# RECORDS TO PROCESS
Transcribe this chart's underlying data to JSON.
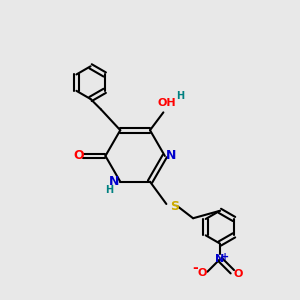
{
  "background_color": "#e8e8e8",
  "bond_color": "#000000",
  "bond_width": 1.5,
  "figsize": [
    3.0,
    3.0
  ],
  "dpi": 100,
  "atom_colors": {
    "C": "#000000",
    "N": "#0000cc",
    "O": "#ff0000",
    "S": "#ccaa00",
    "H": "#008080"
  }
}
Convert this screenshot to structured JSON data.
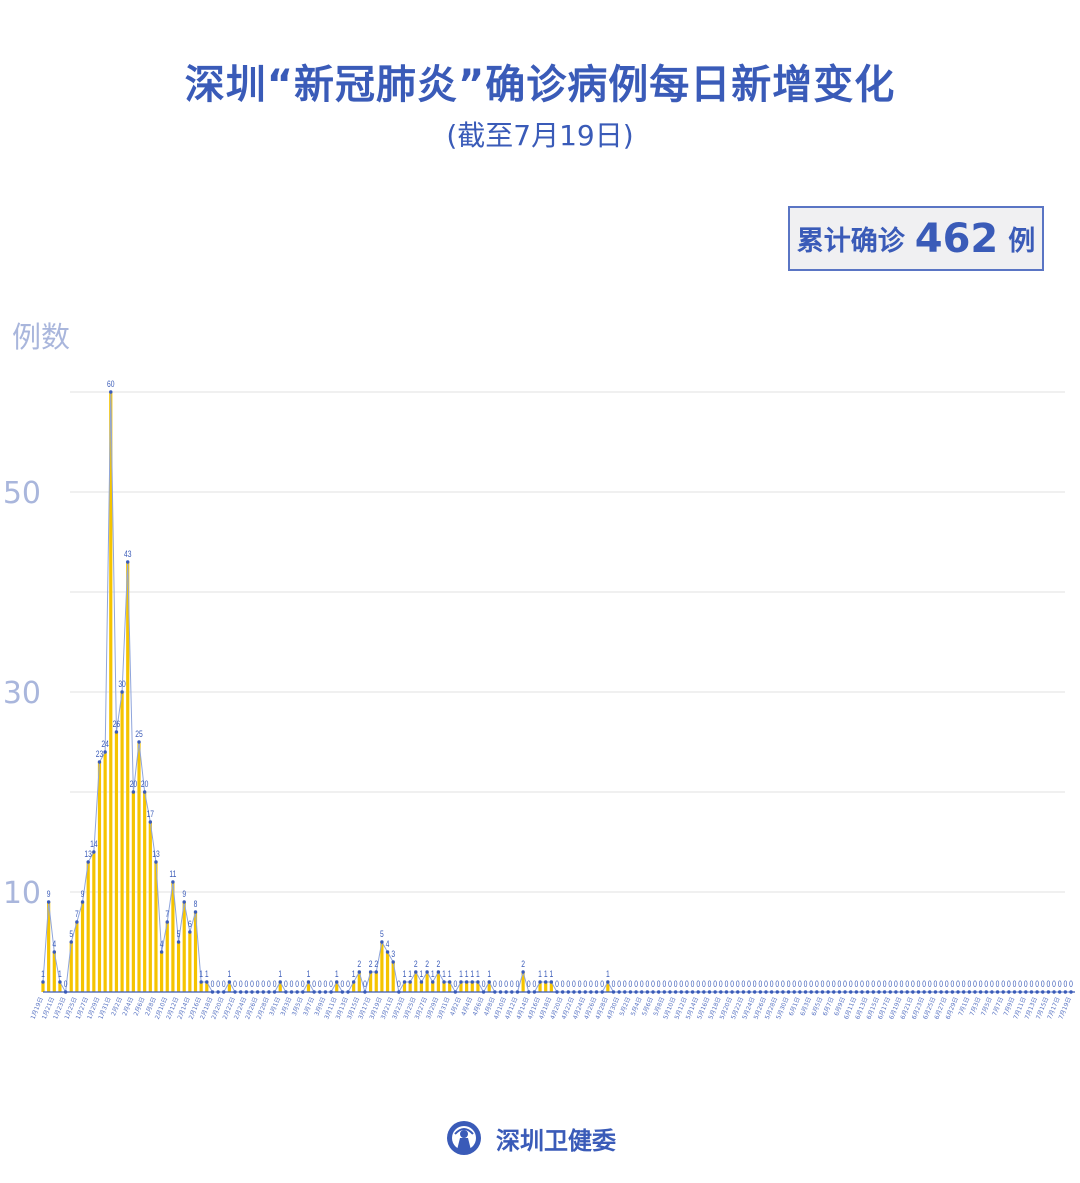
{
  "header": {
    "title": "深圳“新冠肺炎”确诊病例每日新增变化",
    "subtitle": "(截至7月19日)"
  },
  "summary": {
    "label": "累计确诊",
    "value": "462",
    "unit": "例"
  },
  "footer": {
    "org": "深圳卫健委",
    "logo_icon": "health-commission-seal"
  },
  "colors": {
    "bar": "#f5c400",
    "line": "#8fa5dc",
    "point": "#3a5bb8",
    "text": "#3a5bb8",
    "axis_text": "#a9b6dc",
    "grid": "#e2e2e2"
  },
  "chart_data": {
    "type": "bar+line",
    "ylabel": "例数",
    "ylim": [
      0,
      60
    ],
    "yticks_labeled": [
      10,
      30,
      50
    ],
    "grid": true,
    "data_labels": true,
    "categories": [
      "1月19日",
      "1月20日",
      "1月21日",
      "1月22日",
      "1月23日",
      "1月24日",
      "1月25日",
      "1月26日",
      "1月27日",
      "1月28日",
      "1月29日",
      "1月30日",
      "1月31日",
      "2月1日",
      "2月2日",
      "2月3日",
      "2月4日",
      "2月5日",
      "2月6日",
      "2月7日",
      "2月8日",
      "2月9日",
      "2月10日",
      "2月11日",
      "2月12日",
      "2月13日",
      "2月14日",
      "2月15日",
      "2月16日",
      "2月17日",
      "2月18日",
      "2月19日",
      "2月20日",
      "2月21日",
      "2月22日",
      "2月23日",
      "2月24日",
      "2月25日",
      "2月26日",
      "2月27日",
      "2月28日",
      "2月29日",
      "3月1日",
      "3月2日",
      "3月3日",
      "3月4日",
      "3月5日",
      "3月6日",
      "3月7日",
      "3月8日",
      "3月9日",
      "3月10日",
      "3月11日",
      "3月12日",
      "3月13日",
      "3月14日",
      "3月15日",
      "3月16日",
      "3月17日",
      "3月18日",
      "3月19日",
      "3月20日",
      "3月21日",
      "3月22日",
      "3月23日",
      "3月24日",
      "3月25日",
      "3月26日",
      "3月27日",
      "3月28日",
      "3月29日",
      "3月30日",
      "3月31日",
      "4月1日",
      "4月2日",
      "4月3日",
      "4月4日",
      "4月5日",
      "4月6日",
      "4月7日",
      "4月8日",
      "4月9日",
      "4月10日",
      "4月11日",
      "4月12日",
      "4月13日",
      "4月14日",
      "4月15日",
      "4月16日",
      "4月17日",
      "4月18日",
      "4月19日",
      "4月20日",
      "4月21日",
      "4月22日",
      "4月23日",
      "4月24日",
      "4月25日",
      "4月26日",
      "4月27日",
      "4月28日",
      "4月29日",
      "4月30日",
      "5月1日",
      "5月2日",
      "5月3日",
      "5月4日",
      "5月5日",
      "5月6日",
      "5月7日",
      "5月8日",
      "5月9日",
      "5月10日",
      "5月11日",
      "5月12日",
      "5月13日",
      "5月14日",
      "5月15日",
      "5月16日",
      "5月17日",
      "5月18日",
      "5月19日",
      "5月20日",
      "5月21日",
      "5月22日",
      "5月23日",
      "5月24日",
      "5月25日",
      "5月26日",
      "5月27日",
      "5月28日",
      "5月29日",
      "5月30日",
      "5月31日",
      "6月1日",
      "6月2日",
      "6月3日",
      "6月4日",
      "6月5日",
      "6月6日",
      "6月7日",
      "6月8日",
      "6月9日",
      "6月10日",
      "6月11日",
      "6月12日",
      "6月13日",
      "6月14日",
      "6月15日",
      "6月16日",
      "6月17日",
      "6月18日",
      "6月19日",
      "6月20日",
      "6月21日",
      "6月22日",
      "6月23日",
      "6月24日",
      "6月25日",
      "6月26日",
      "6月27日",
      "6月28日",
      "6月29日",
      "6月30日",
      "7月1日",
      "7月2日",
      "7月3日",
      "7月4日",
      "7月5日",
      "7月6日",
      "7月7日",
      "7月8日",
      "7月9日",
      "7月10日",
      "7月11日",
      "7月12日",
      "7月13日",
      "7月14日",
      "7月15日",
      "7月16日",
      "7月17日",
      "7月18日",
      "7月19日"
    ],
    "values": [
      1,
      9,
      4,
      1,
      0,
      5,
      7,
      9,
      13,
      14,
      23,
      24,
      60,
      26,
      30,
      43,
      20,
      25,
      20,
      17,
      13,
      4,
      7,
      11,
      5,
      9,
      6,
      8,
      1,
      1,
      0,
      0,
      0,
      1,
      0,
      0,
      0,
      0,
      0,
      0,
      0,
      0,
      1,
      0,
      0,
      0,
      0,
      1,
      0,
      0,
      0,
      0,
      1,
      0,
      0,
      1,
      2,
      0,
      2,
      2,
      5,
      4,
      3,
      0,
      1,
      1,
      2,
      1,
      2,
      1,
      2,
      1,
      1,
      0,
      1,
      1,
      1,
      1,
      0,
      1,
      0,
      0,
      0,
      0,
      0,
      2,
      0,
      0,
      1,
      1,
      1,
      0,
      0,
      0,
      0,
      0,
      0,
      0,
      0,
      0,
      1,
      0,
      0,
      0,
      0,
      0,
      0,
      0,
      0,
      0,
      0,
      0,
      0,
      0,
      0,
      0,
      0,
      0,
      0,
      0,
      0,
      0,
      0,
      0,
      0,
      0,
      0,
      0,
      0,
      0,
      0,
      0,
      0,
      0,
      0,
      0,
      0,
      0,
      0,
      0,
      0,
      0,
      0,
      0,
      0,
      0,
      0,
      0,
      0,
      0,
      0,
      0,
      0,
      0,
      0,
      0,
      0,
      0,
      0,
      0,
      0,
      0,
      0,
      0,
      0,
      0,
      0,
      0,
      0,
      0,
      0,
      0,
      0,
      0,
      0,
      0,
      0,
      0,
      0,
      0,
      0,
      0,
      0
    ]
  }
}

# PROBLEM
Without including the pictures, return each record above exactly as it stands.

# REPLY TO THE TASK
Transcribe this chart's underlying data to JSON.
{
  "background_color": "#e8e8e8",
  "bond_color": "#000000",
  "bond_width": 1.5,
  "figsize": [
    3.0,
    3.0
  ],
  "dpi": 100,
  "atom_colors": {
    "C": "#000000",
    "N": "#0000cc",
    "O": "#ff0000",
    "S": "#ccaa00",
    "H": "#008080"
  }
}
Convert this screenshot to structured JSON data.
{
  "header": {
    "title": "深圳“新冠肺炎”确诊病例每日新增变化",
    "subtitle": "(截至7月19日)"
  },
  "summary": {
    "label": "累计确诊",
    "value": "462",
    "unit": "例"
  },
  "footer": {
    "org": "深圳卫健委",
    "logo_icon": "health-commission-seal"
  },
  "colors": {
    "bar": "#f5c400",
    "line": "#8fa5dc",
    "point": "#3a5bb8",
    "text": "#3a5bb8",
    "axis_text": "#a9b6dc",
    "grid": "#e2e2e2"
  },
  "chart_data": {
    "type": "bar+line",
    "ylabel": "例数",
    "ylim": [
      0,
      60
    ],
    "yticks_labeled": [
      10,
      30,
      50
    ],
    "grid": true,
    "data_labels": true,
    "categories": [
      "1月19日",
      "1月20日",
      "1月21日",
      "1月22日",
      "1月23日",
      "1月24日",
      "1月25日",
      "1月26日",
      "1月27日",
      "1月28日",
      "1月29日",
      "1月30日",
      "1月31日",
      "2月1日",
      "2月2日",
      "2月3日",
      "2月4日",
      "2月5日",
      "2月6日",
      "2月7日",
      "2月8日",
      "2月9日",
      "2月10日",
      "2月11日",
      "2月12日",
      "2月13日",
      "2月14日",
      "2月15日",
      "2月16日",
      "2月17日",
      "2月18日",
      "2月19日",
      "2月20日",
      "2月21日",
      "2月22日",
      "2月23日",
      "2月24日",
      "2月25日",
      "2月26日",
      "2月27日",
      "2月28日",
      "2月29日",
      "3月1日",
      "3月2日",
      "3月3日",
      "3月4日",
      "3月5日",
      "3月6日",
      "3月7日",
      "3月8日",
      "3月9日",
      "3月10日",
      "3月11日",
      "3月12日",
      "3月13日",
      "3月14日",
      "3月15日",
      "3月16日",
      "3月17日",
      "3月18日",
      "3月19日",
      "3月20日",
      "3月21日",
      "3月22日",
      "3月23日",
      "3月24日",
      "3月25日",
      "3月26日",
      "3月27日",
      "3月28日",
      "3月29日",
      "3月30日",
      "3月31日",
      "4月1日",
      "4月2日",
      "4月3日",
      "4月4日",
      "4月5日",
      "4月6日",
      "4月7日",
      "4月8日",
      "4月9日",
      "4月10日",
      "4月11日",
      "4月12日",
      "4月13日",
      "4月14日",
      "4月15日",
      "4月16日",
      "4月17日",
      "4月18日",
      "4月19日",
      "4月20日",
      "4月21日",
      "4月22日",
      "4月23日",
      "4月24日",
      "4月25日",
      "4月26日",
      "4月27日",
      "4月28日",
      "4月29日",
      "4月30日",
      "5月1日",
      "5月2日",
      "5月3日",
      "5月4日",
      "5月5日",
      "5月6日",
      "5月7日",
      "5月8日",
      "5月9日",
      "5月10日",
      "5月11日",
      "5月12日",
      "5月13日",
      "5月14日",
      "5月15日",
      "5月16日",
      "5月17日",
      "5月18日",
      "5月19日",
      "5月20日",
      "5月21日",
      "5月22日",
      "5月23日",
      "5月24日",
      "5月25日",
      "5月26日",
      "5月27日",
      "5月28日",
      "5月29日",
      "5月30日",
      "5月31日",
      "6月1日",
      "6月2日",
      "6月3日",
      "6月4日",
      "6月5日",
      "6月6日",
      "6月7日",
      "6月8日",
      "6月9日",
      "6月10日",
      "6月11日",
      "6月12日",
      "6月13日",
      "6月14日",
      "6月15日",
      "6月16日",
      "6月17日",
      "6月18日",
      "6月19日",
      "6月20日",
      "6月21日",
      "6月22日",
      "6月23日",
      "6月24日",
      "6月25日",
      "6月26日",
      "6月27日",
      "6月28日",
      "6月29日",
      "6月30日",
      "7月1日",
      "7月2日",
      "7月3日",
      "7月4日",
      "7月5日",
      "7月6日",
      "7月7日",
      "7月8日",
      "7月9日",
      "7月10日",
      "7月11日",
      "7月12日",
      "7月13日",
      "7月14日",
      "7月15日",
      "7月16日",
      "7月17日",
      "7月18日",
      "7月19日"
    ],
    "values": [
      1,
      9,
      4,
      1,
      0,
      5,
      7,
      9,
      13,
      14,
      23,
      24,
      60,
      26,
      30,
      43,
      20,
      25,
      20,
      17,
      13,
      4,
      7,
      11,
      5,
      9,
      6,
      8,
      1,
      1,
      0,
      0,
      0,
      1,
      0,
      0,
      0,
      0,
      0,
      0,
      0,
      0,
      1,
      0,
      0,
      0,
      0,
      1,
      0,
      0,
      0,
      0,
      1,
      0,
      0,
      1,
      2,
      0,
      2,
      2,
      5,
      4,
      3,
      0,
      1,
      1,
      2,
      1,
      2,
      1,
      2,
      1,
      1,
      0,
      1,
      1,
      1,
      1,
      0,
      1,
      0,
      0,
      0,
      0,
      0,
      2,
      0,
      0,
      1,
      1,
      1,
      0,
      0,
      0,
      0,
      0,
      0,
      0,
      0,
      0,
      1,
      0,
      0,
      0,
      0,
      0,
      0,
      0,
      0,
      0,
      0,
      0,
      0,
      0,
      0,
      0,
      0,
      0,
      0,
      0,
      0,
      0,
      0,
      0,
      0,
      0,
      0,
      0,
      0,
      0,
      0,
      0,
      0,
      0,
      0,
      0,
      0,
      0,
      0,
      0,
      0,
      0,
      0,
      0,
      0,
      0,
      0,
      0,
      0,
      0,
      0,
      0,
      0,
      0,
      0,
      0,
      0,
      0,
      0,
      0,
      0,
      0,
      0,
      0,
      0,
      0,
      0,
      0,
      0,
      0,
      0,
      0,
      0,
      0,
      0,
      0,
      0,
      0,
      0,
      0,
      0,
      0,
      0
    ]
  }
}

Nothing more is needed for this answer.